START Source records

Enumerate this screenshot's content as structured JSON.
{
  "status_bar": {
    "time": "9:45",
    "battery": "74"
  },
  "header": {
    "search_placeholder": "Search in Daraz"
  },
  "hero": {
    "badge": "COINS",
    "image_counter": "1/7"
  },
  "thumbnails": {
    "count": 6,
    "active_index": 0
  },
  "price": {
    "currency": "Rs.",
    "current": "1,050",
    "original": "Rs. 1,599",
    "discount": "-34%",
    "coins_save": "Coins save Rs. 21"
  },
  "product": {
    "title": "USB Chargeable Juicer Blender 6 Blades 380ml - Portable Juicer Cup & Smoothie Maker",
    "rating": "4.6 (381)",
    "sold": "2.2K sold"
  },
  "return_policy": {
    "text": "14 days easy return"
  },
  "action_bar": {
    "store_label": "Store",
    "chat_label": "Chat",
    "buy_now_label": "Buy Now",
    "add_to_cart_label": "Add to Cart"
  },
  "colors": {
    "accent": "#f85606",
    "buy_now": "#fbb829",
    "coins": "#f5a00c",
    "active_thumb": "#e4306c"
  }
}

END Source records

What the task asks:
Transcribe the full listing above without leaving anything out.

Expected answer:
Enumerate this screenshot's content as structured JSON.
{
  "status_bar": {
    "time": "9:45",
    "battery": "74"
  },
  "header": {
    "search_placeholder": "Search in Daraz"
  },
  "hero": {
    "badge": "COINS",
    "image_counter": "1/7"
  },
  "thumbnails": {
    "count": 6,
    "active_index": 0
  },
  "price": {
    "currency": "Rs.",
    "current": "1,050",
    "original": "Rs. 1,599",
    "discount": "-34%",
    "coins_save": "Coins save Rs. 21"
  },
  "product": {
    "title": "USB Chargeable Juicer Blender 6 Blades 380ml - Portable Juicer Cup & Smoothie Maker",
    "rating": "4.6 (381)",
    "sold": "2.2K sold"
  },
  "return_policy": {
    "text": "14 days easy return"
  },
  "action_bar": {
    "store_label": "Store",
    "chat_label": "Chat",
    "buy_now_label": "Buy Now",
    "add_to_cart_label": "Add to Cart"
  },
  "colors": {
    "accent": "#f85606",
    "buy_now": "#fbb829",
    "coins": "#f5a00c",
    "active_thumb": "#e4306c"
  }
}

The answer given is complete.